WHAT THE TASK ASKS: Repeat every record below exactly as written.

══ SOURCE RECORDS

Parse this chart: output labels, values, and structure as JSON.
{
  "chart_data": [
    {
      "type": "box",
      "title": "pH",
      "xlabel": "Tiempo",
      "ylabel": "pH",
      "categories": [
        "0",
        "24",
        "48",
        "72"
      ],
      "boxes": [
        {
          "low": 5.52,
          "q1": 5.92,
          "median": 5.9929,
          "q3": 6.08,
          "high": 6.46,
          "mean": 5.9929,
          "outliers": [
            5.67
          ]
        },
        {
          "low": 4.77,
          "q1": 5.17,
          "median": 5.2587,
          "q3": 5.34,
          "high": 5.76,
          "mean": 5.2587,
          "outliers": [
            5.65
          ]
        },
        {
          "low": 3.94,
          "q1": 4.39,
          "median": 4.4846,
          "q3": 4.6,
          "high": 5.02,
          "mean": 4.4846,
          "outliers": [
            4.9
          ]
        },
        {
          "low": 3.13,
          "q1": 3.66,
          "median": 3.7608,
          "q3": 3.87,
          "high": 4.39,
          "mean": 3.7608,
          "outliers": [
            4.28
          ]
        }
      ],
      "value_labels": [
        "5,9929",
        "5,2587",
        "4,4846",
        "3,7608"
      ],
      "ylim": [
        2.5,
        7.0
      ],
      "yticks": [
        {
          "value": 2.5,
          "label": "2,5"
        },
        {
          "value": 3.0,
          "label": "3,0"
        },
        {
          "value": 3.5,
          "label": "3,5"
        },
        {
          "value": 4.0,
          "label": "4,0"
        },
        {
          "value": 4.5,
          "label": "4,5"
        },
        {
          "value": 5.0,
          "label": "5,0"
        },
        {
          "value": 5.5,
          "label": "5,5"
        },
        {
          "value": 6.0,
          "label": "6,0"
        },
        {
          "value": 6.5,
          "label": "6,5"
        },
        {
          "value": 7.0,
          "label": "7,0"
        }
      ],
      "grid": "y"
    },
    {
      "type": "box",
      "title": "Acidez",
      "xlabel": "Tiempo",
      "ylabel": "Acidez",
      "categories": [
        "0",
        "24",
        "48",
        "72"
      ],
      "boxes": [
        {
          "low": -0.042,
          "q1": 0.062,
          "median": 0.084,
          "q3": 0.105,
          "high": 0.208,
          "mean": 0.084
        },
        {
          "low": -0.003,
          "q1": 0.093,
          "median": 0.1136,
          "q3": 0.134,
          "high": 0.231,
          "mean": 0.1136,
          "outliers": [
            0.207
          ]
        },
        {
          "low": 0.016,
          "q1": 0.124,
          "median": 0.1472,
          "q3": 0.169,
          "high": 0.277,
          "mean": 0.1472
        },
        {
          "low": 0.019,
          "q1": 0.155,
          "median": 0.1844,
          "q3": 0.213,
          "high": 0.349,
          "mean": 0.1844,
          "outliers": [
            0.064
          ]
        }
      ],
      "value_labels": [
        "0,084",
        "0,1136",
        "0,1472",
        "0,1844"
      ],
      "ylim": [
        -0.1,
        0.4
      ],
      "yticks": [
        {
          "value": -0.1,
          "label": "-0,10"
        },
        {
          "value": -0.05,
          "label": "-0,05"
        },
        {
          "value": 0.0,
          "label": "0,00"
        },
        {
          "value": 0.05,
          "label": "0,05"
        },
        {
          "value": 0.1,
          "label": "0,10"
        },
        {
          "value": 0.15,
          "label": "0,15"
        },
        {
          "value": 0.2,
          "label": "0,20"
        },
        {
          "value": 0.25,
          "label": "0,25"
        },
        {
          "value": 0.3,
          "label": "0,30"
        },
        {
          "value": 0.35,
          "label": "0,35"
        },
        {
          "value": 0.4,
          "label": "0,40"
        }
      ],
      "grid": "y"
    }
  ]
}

════

FINISHED TASK:
Parse this chart: output labels, values, and structure as JSON.
{
  "chart_data": [
    {
      "type": "box",
      "title": "pH",
      "xlabel": "Tiempo",
      "ylabel": "pH",
      "categories": [
        "0",
        "24",
        "48",
        "72"
      ],
      "boxes": [
        {
          "low": 5.52,
          "q1": 5.92,
          "median": 5.9929,
          "q3": 6.08,
          "high": 6.46,
          "mean": 5.9929,
          "outliers": [
            5.67
          ]
        },
        {
          "low": 4.77,
          "q1": 5.17,
          "median": 5.2587,
          "q3": 5.34,
          "high": 5.76,
          "mean": 5.2587,
          "outliers": [
            5.65
          ]
        },
        {
          "low": 3.94,
          "q1": 4.39,
          "median": 4.4846,
          "q3": 4.6,
          "high": 5.02,
          "mean": 4.4846,
          "outliers": [
            4.9
          ]
        },
        {
          "low": 3.13,
          "q1": 3.66,
          "median": 3.7608,
          "q3": 3.87,
          "high": 4.39,
          "mean": 3.7608,
          "outliers": [
            4.28
          ]
        }
      ],
      "value_labels": [
        "5,9929",
        "5,2587",
        "4,4846",
        "3,7608"
      ],
      "ylim": [
        2.5,
        7.0
      ],
      "yticks": [
        {
          "value": 2.5,
          "label": "2,5"
        },
        {
          "value": 3.0,
          "label": "3,0"
        },
        {
          "value": 3.5,
          "label": "3,5"
        },
        {
          "value": 4.0,
          "label": "4,0"
        },
        {
          "value": 4.5,
          "label": "4,5"
        },
        {
          "value": 5.0,
          "label": "5,0"
        },
        {
          "value": 5.5,
          "label": "5,5"
        },
        {
          "value": 6.0,
          "label": "6,0"
        },
        {
          "value": 6.5,
          "label": "6,5"
        },
        {
          "value": 7.0,
          "label": "7,0"
        }
      ],
      "grid": "y"
    },
    {
      "type": "box",
      "title": "Acidez",
      "xlabel": "Tiempo",
      "ylabel": "Acidez",
      "categories": [
        "0",
        "24",
        "48",
        "72"
      ],
      "boxes": [
        {
          "low": -0.042,
          "q1": 0.062,
          "median": 0.084,
          "q3": 0.105,
          "high": 0.208,
          "mean": 0.084
        },
        {
          "low": -0.003,
          "q1": 0.093,
          "median": 0.1136,
          "q3": 0.134,
          "high": 0.231,
          "mean": 0.1136,
          "outliers": [
            0.207
          ]
        },
        {
          "low": 0.016,
          "q1": 0.124,
          "median": 0.1472,
          "q3": 0.169,
          "high": 0.277,
          "mean": 0.1472
        },
        {
          "low": 0.019,
          "q1": 0.155,
          "median": 0.1844,
          "q3": 0.213,
          "high": 0.349,
          "mean": 0.1844,
          "outliers": [
            0.064
          ]
        }
      ],
      "value_labels": [
        "0,084",
        "0,1136",
        "0,1472",
        "0,1844"
      ],
      "ylim": [
        -0.1,
        0.4
      ],
      "yticks": [
        {
          "value": -0.1,
          "label": "-0,10"
        },
        {
          "value": -0.05,
          "label": "-0,05"
        },
        {
          "value": 0.0,
          "label": "0,00"
        },
        {
          "value": 0.05,
          "label": "0,05"
        },
        {
          "value": 0.1,
          "label": "0,10"
        },
        {
          "value": 0.15,
          "label": "0,15"
        },
        {
          "value": 0.2,
          "label": "0,20"
        },
        {
          "value": 0.25,
          "label": "0,25"
        },
        {
          "value": 0.3,
          "label": "0,30"
        },
        {
          "value": 0.35,
          "label": "0,35"
        },
        {
          "value": 0.4,
          "label": "0,40"
        }
      ],
      "grid": "y"
    }
  ]
}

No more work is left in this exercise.